● **YOUR GOAL**:
The listing below is the input. Say how many of its lines contain "української", giving the number alone.

● **STORED RECORDS**:
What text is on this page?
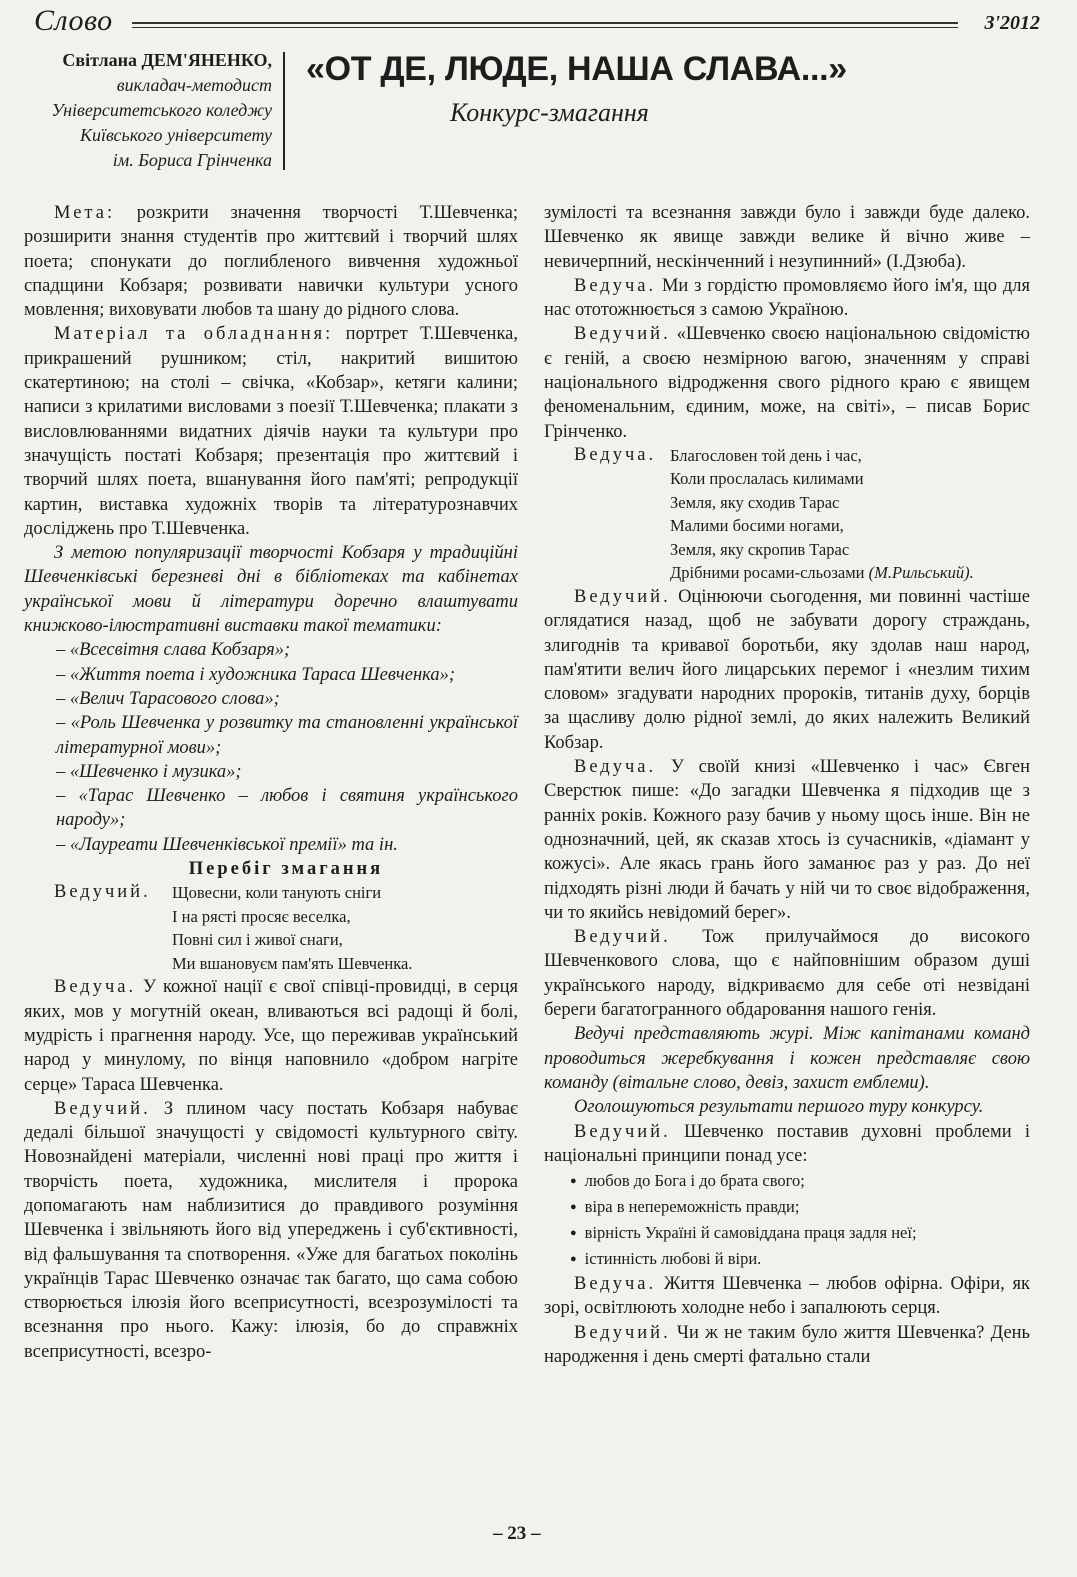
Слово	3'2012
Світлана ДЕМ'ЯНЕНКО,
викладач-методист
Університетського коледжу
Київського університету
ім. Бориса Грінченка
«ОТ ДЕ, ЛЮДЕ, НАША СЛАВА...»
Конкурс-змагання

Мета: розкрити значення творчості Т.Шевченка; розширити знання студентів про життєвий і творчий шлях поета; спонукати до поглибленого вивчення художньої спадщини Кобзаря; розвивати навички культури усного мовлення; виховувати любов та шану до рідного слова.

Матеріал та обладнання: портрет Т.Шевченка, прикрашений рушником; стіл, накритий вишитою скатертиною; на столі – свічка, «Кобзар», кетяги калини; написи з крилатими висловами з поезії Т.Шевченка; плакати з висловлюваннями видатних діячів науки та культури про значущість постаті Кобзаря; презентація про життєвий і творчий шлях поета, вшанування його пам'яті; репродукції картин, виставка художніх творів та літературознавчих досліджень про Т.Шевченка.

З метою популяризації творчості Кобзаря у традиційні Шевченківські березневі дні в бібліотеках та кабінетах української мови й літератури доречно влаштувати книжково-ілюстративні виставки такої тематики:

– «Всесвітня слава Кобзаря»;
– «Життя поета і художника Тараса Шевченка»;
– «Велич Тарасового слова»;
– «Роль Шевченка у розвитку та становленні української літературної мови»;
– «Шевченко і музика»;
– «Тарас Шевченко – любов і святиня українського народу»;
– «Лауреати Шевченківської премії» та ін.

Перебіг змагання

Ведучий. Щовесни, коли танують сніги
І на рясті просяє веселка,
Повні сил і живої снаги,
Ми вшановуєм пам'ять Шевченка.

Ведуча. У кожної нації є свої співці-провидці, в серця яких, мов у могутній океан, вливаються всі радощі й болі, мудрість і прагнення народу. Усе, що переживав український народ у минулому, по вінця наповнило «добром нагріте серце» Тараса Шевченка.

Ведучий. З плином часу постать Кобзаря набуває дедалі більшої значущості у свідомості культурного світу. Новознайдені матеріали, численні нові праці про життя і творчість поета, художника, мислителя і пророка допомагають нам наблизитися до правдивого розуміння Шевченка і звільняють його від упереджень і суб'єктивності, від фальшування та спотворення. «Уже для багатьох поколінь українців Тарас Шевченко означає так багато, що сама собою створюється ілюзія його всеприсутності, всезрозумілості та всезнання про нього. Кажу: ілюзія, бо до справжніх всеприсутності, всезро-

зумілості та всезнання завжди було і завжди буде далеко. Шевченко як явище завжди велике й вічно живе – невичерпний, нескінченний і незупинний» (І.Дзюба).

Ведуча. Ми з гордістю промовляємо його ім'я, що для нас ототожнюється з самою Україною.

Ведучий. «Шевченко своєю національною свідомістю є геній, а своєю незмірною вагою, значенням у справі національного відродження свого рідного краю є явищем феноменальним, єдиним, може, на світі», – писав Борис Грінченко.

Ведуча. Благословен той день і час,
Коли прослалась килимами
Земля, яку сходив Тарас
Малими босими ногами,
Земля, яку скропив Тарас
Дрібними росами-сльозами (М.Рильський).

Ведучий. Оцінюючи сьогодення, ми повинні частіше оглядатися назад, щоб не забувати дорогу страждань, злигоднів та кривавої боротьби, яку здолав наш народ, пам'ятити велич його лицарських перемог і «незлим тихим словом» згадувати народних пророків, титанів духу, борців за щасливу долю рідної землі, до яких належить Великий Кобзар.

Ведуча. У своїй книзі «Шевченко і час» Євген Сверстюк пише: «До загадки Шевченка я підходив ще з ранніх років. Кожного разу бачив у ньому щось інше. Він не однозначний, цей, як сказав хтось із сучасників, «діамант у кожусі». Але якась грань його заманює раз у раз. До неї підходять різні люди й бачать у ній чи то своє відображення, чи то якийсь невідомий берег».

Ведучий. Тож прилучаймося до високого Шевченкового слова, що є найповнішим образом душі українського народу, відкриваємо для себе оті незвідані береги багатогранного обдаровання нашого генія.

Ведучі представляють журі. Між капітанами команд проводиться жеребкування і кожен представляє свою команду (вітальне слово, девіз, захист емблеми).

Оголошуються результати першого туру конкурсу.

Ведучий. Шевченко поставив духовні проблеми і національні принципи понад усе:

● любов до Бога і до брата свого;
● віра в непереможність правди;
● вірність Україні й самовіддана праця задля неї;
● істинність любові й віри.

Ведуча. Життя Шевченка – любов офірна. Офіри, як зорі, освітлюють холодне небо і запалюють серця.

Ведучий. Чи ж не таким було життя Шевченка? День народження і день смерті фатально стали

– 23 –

● **WORKED ANSWER**:
2